:: RECORDS ::
********

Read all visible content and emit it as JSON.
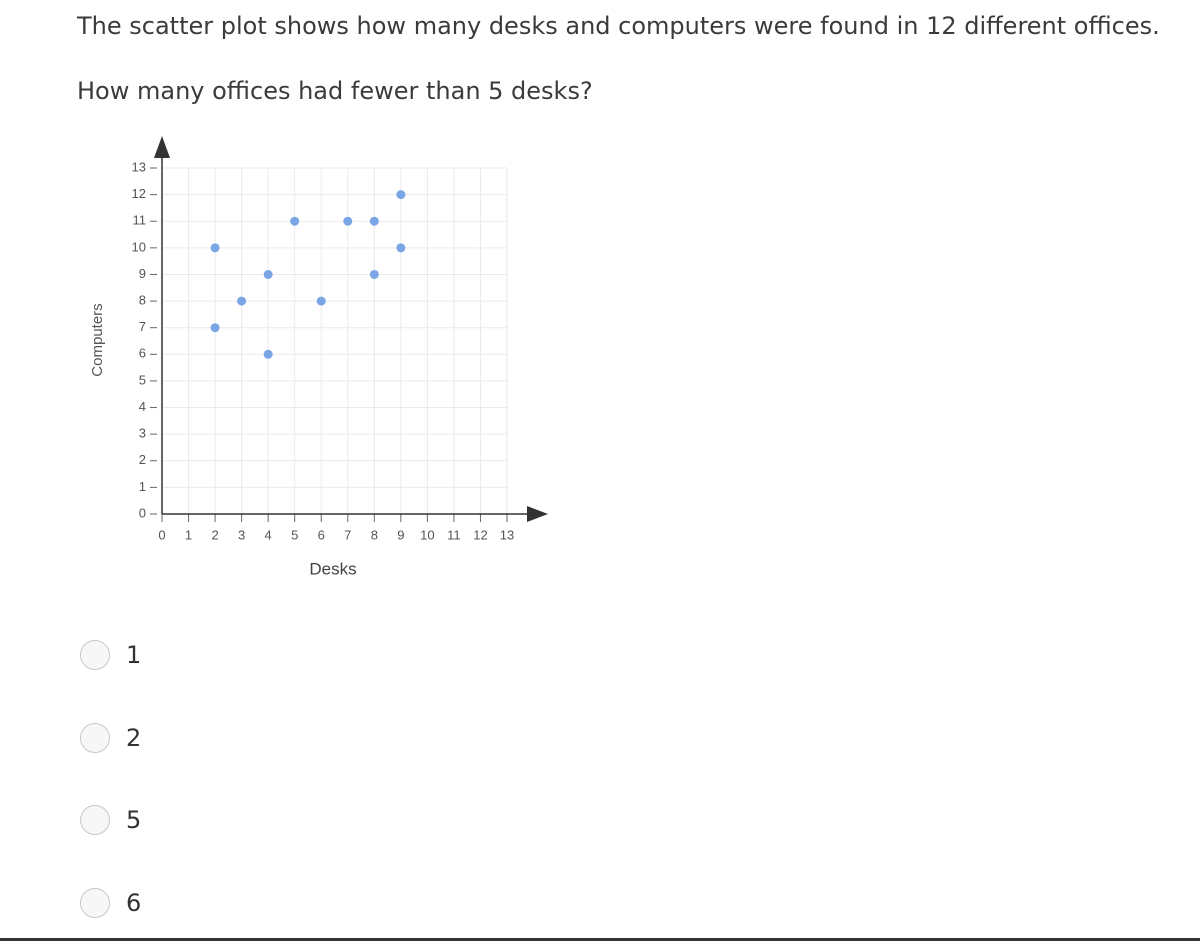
{
  "question": {
    "prompt": "The scatter plot shows how many desks and computers were found in 12 different offices.",
    "ask": "How many offices had fewer than 5 desks?"
  },
  "chart_data": {
    "type": "scatter",
    "xlabel": "Desks",
    "ylabel": "Computers",
    "x": [
      2,
      2,
      3,
      4,
      4,
      5,
      6,
      7,
      8,
      8,
      9,
      9
    ],
    "values": [
      10,
      7,
      8,
      9,
      6,
      11,
      8,
      11,
      11,
      9,
      12,
      10
    ],
    "color": "#7aa6e6",
    "xlim": [
      0,
      13
    ],
    "ylim": [
      0,
      13
    ],
    "xticks": [
      0,
      1,
      2,
      3,
      4,
      5,
      6,
      7,
      8,
      9,
      10,
      11,
      12,
      13
    ],
    "yticks": [
      0,
      1,
      2,
      3,
      4,
      5,
      6,
      7,
      8,
      9,
      10,
      11,
      12,
      13
    ],
    "grid": true
  },
  "options": [
    "1",
    "2",
    "5",
    "6"
  ]
}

********

:: PROBLEM STATEMENT ::
Extract the full listing exactly, with the pictures left out.

:: OUTPUT FOR THIS TASK ::
Read all visible content and emit it as JSON.
{
  "question": {
    "prompt": "The scatter plot shows how many desks and computers were found in 12 different offices.",
    "ask": "How many offices had fewer than 5 desks?"
  },
  "chart_data": {
    "type": "scatter",
    "xlabel": "Desks",
    "ylabel": "Computers",
    "x": [
      2,
      2,
      3,
      4,
      4,
      5,
      6,
      7,
      8,
      8,
      9,
      9
    ],
    "values": [
      10,
      7,
      8,
      9,
      6,
      11,
      8,
      11,
      11,
      9,
      12,
      10
    ],
    "color": "#7aa6e6",
    "xlim": [
      0,
      13
    ],
    "ylim": [
      0,
      13
    ],
    "xticks": [
      0,
      1,
      2,
      3,
      4,
      5,
      6,
      7,
      8,
      9,
      10,
      11,
      12,
      13
    ],
    "yticks": [
      0,
      1,
      2,
      3,
      4,
      5,
      6,
      7,
      8,
      9,
      10,
      11,
      12,
      13
    ],
    "grid": true
  },
  "options": [
    "1",
    "2",
    "5",
    "6"
  ]
}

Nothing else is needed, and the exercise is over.